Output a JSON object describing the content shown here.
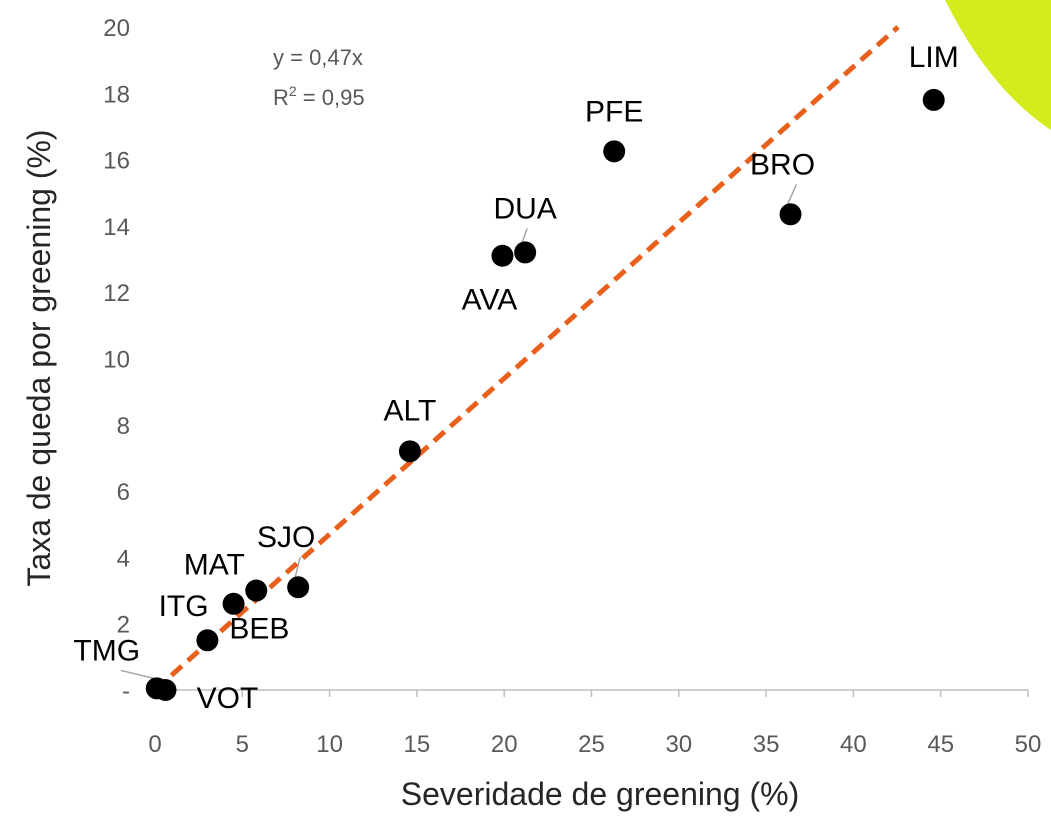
{
  "chart_data": {
    "type": "scatter",
    "xlabel": "Severidade de greening (%)",
    "ylabel": "Taxa de queda por greening (%)",
    "xlim": [
      0,
      50
    ],
    "ylim": [
      0,
      20
    ],
    "x_ticks": [
      "0",
      "5",
      "10",
      "15",
      "20",
      "25",
      "30",
      "35",
      "40",
      "45",
      "50"
    ],
    "y_ticks": [
      "-",
      "2",
      "4",
      "6",
      "8",
      "10",
      "12",
      "14",
      "16",
      "18",
      "20"
    ],
    "grid": false,
    "trendline": {
      "type": "linear-through-origin",
      "slope": 0.47,
      "equation": "y = 0,47x",
      "r2_label": "R",
      "r2_sup": "2",
      "r2_value": " = 0,95",
      "color": "#E8601C",
      "dashed": true
    },
    "points": [
      {
        "label": "TMG",
        "x": 0.1,
        "y": 0.05
      },
      {
        "label": "VOT",
        "x": 0.6,
        "y": 0.0
      },
      {
        "label": "BEB",
        "x": 3.0,
        "y": 1.5
      },
      {
        "label": "ITG",
        "x": 4.5,
        "y": 2.6
      },
      {
        "label": "MAT",
        "x": 5.8,
        "y": 3.0
      },
      {
        "label": "SJO",
        "x": 8.2,
        "y": 3.1
      },
      {
        "label": "ALT",
        "x": 14.6,
        "y": 7.2
      },
      {
        "label": "AVA",
        "x": 19.9,
        "y": 13.1
      },
      {
        "label": "DUA",
        "x": 21.2,
        "y": 13.2
      },
      {
        "label": "PFE",
        "x": 26.3,
        "y": 16.25
      },
      {
        "label": "BRO",
        "x": 36.4,
        "y": 14.35
      },
      {
        "label": "LIM",
        "x": 44.6,
        "y": 17.8
      }
    ],
    "marker_color": "#000000",
    "accent_shape_color": "#D4EB1E"
  }
}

☆ ☆ ☆ ☆ ☆ ☆ ☆

■ **Given request**: Repeat each line of the records above exactly, but do not copy the pictures.

■ **Full solution**:
Output a JSON object describing the content shown here.
{
  "chart_data": {
    "type": "scatter",
    "xlabel": "Severidade de greening (%)",
    "ylabel": "Taxa de queda por greening (%)",
    "xlim": [
      0,
      50
    ],
    "ylim": [
      0,
      20
    ],
    "x_ticks": [
      "0",
      "5",
      "10",
      "15",
      "20",
      "25",
      "30",
      "35",
      "40",
      "45",
      "50"
    ],
    "y_ticks": [
      "-",
      "2",
      "4",
      "6",
      "8",
      "10",
      "12",
      "14",
      "16",
      "18",
      "20"
    ],
    "grid": false,
    "trendline": {
      "type": "linear-through-origin",
      "slope": 0.47,
      "equation": "y = 0,47x",
      "r2_label": "R",
      "r2_sup": "2",
      "r2_value": " = 0,95",
      "color": "#E8601C",
      "dashed": true
    },
    "points": [
      {
        "label": "TMG",
        "x": 0.1,
        "y": 0.05
      },
      {
        "label": "VOT",
        "x": 0.6,
        "y": 0.0
      },
      {
        "label": "BEB",
        "x": 3.0,
        "y": 1.5
      },
      {
        "label": "ITG",
        "x": 4.5,
        "y": 2.6
      },
      {
        "label": "MAT",
        "x": 5.8,
        "y": 3.0
      },
      {
        "label": "SJO",
        "x": 8.2,
        "y": 3.1
      },
      {
        "label": "ALT",
        "x": 14.6,
        "y": 7.2
      },
      {
        "label": "AVA",
        "x": 19.9,
        "y": 13.1
      },
      {
        "label": "DUA",
        "x": 21.2,
        "y": 13.2
      },
      {
        "label": "PFE",
        "x": 26.3,
        "y": 16.25
      },
      {
        "label": "BRO",
        "x": 36.4,
        "y": 14.35
      },
      {
        "label": "LIM",
        "x": 44.6,
        "y": 17.8
      }
    ],
    "marker_color": "#000000",
    "accent_shape_color": "#D4EB1E"
  }
}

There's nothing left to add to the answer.